#### [Exercise data]

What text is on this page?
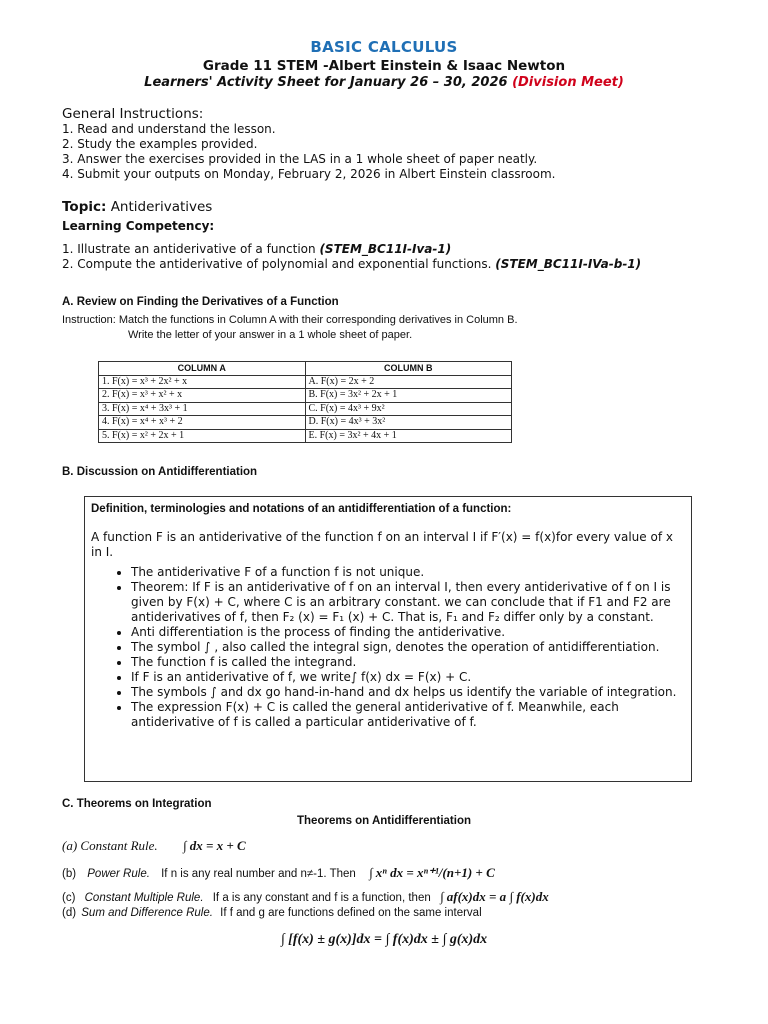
BASIC CALCULUS
Grade 11 STEM -Albert Einstein & Isaac Newton
Learners' Activity Sheet for January 26 – 30, 2026 (Division Meet)
General Instructions:
1. Read and understand the lesson.
2. Study the examples provided.
3. Answer the exercises provided in the LAS in a 1 whole sheet of paper neatly.
4. Submit your outputs on Monday, February 2, 2026 in Albert Einstein classroom.
Topic: Antiderivatives
Learning Competency:
1. Illustrate an antiderivative of a function (STEM_BC11I-Iva-1)
2. Compute the antiderivative of polynomial and exponential functions. (STEM_BC11I-IVa-b-1)
A. Review on Finding the Derivatives of a Function
Instruction: Match the functions in Column A with their corresponding derivatives in Column B.
Write the letter of your answer in a 1 whole sheet of paper.
COLUMN A	COLUMN B
1. F(x) = x³ + 2x² + x	A. F(x) = 2x + 2
2. F(x) = x³ + x² + x	B. F(x) = 3x² + 2x + 1
3. F(x) = x⁴ + 3x³ + 1	C. F(x) = 4x³ + 9x²
4. F(x) = x⁴ + x³ + 2	D. F(x) = 4x³ + 3x²
5. F(x) = x² + 2x + 1	E. F(x) = 3x² + 4x + 1
B. Discussion on Antidifferentiation
Definition, terminologies and notations of an antidifferentiation of a function:
A function F is an antiderivative of the function f on an interval I if F′(x) = f(x)for every value of x in I.
• The antiderivative F of a function f is not unique.
• Theorem: If F is an antiderivative of f on an interval I, then every antiderivative of f on I is given by F(x) + C, where C is an arbitrary constant. we can conclude that if F1 and F2 are antiderivatives of f, then F₂ (x) = F₁ (x) + C. That is, F₁ and F₂ differ only by a constant.
• Anti differentiation is the process of finding the antiderivative.
• The symbol ∫ , also called the integral sign, denotes the operation of antidifferentiation.
• The function f is called the integrand.
• If F is an antiderivative of f, we write∫ f(x) dx = F(x) + C.
• The symbols ∫ and dx go hand-in-hand and dx helps us identify the variable of integration.
• The expression F(x) + C is called the general antiderivative of f. Meanwhile, each antiderivative of f is called a particular antiderivative of f.
C. Theorems on Integration
Theorems on Antidifferentiation
(a) Constant Rule. ∫ dx = x + C
(b) Power Rule. If n is any real number and n≠-1. Then ∫ xⁿ dx = xⁿ⁺¹/(n+1) + C
(c) Constant Multiple Rule. If a is any constant and f is a function, then ∫ af(x)dx = a ∫ f(x)dx
(d) Sum and Difference Rule. If f and g are functions defined on the same interval
∫ [f(x) ± g(x)]dx = ∫ f(x)dx ± ∫ g(x)dx
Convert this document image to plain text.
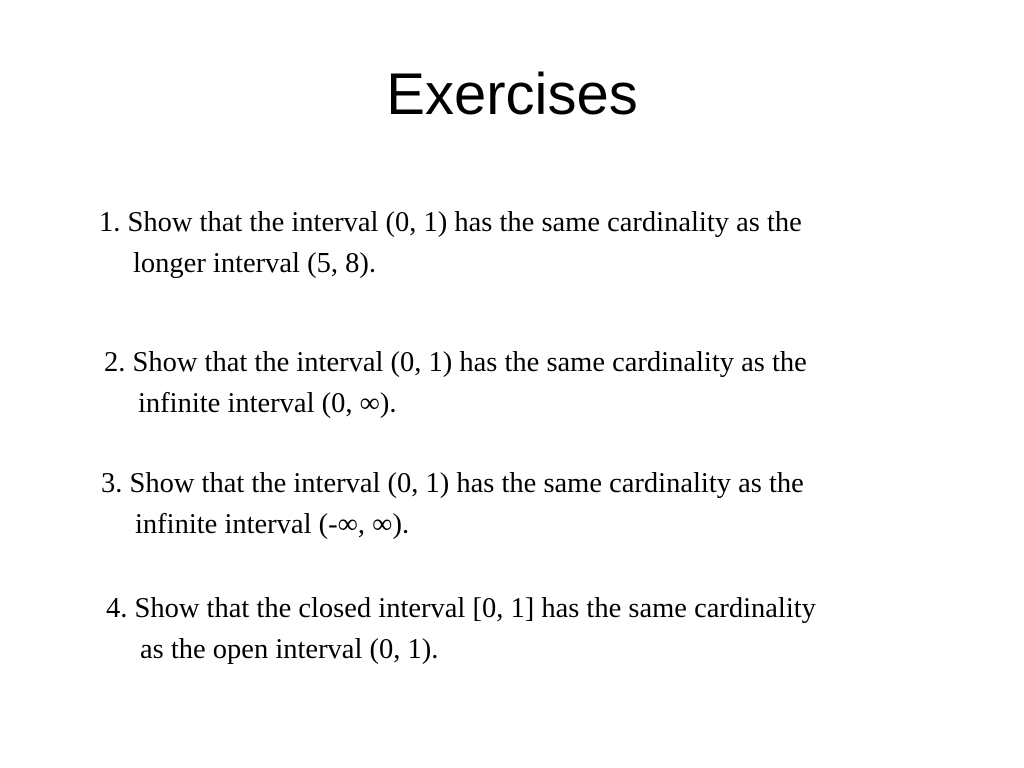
Exercises
1. Show that the interval (0, 1) has the same cardinality as the
longer interval (5, 8).
2. Show that the interval (0, 1) has the same cardinality as the
infinite interval (0, ∞).
3. Show that the interval (0, 1) has the same cardinality as the
infinite interval (-∞, ∞).
4. Show that the closed interval [0, 1] has the same cardinality
as the open interval (0, 1).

#### [Task]
The lines from the one holding "Convert this document image to plain text." through the end of the material above are to be echoed exactly, both ends included. Do not include pictures.

#### [Exercise response]
Convert this document image to plain text.
Exercises
1. Show that the interval (0, 1) has the same cardinality as the
longer interval (5, 8).
2. Show that the interval (0, 1) has the same cardinality as the
infinite interval (0, ∞).
3. Show that the interval (0, 1) has the same cardinality as the
infinite interval (-∞, ∞).
4. Show that the closed interval [0, 1] has the same cardinality
as the open interval (0, 1).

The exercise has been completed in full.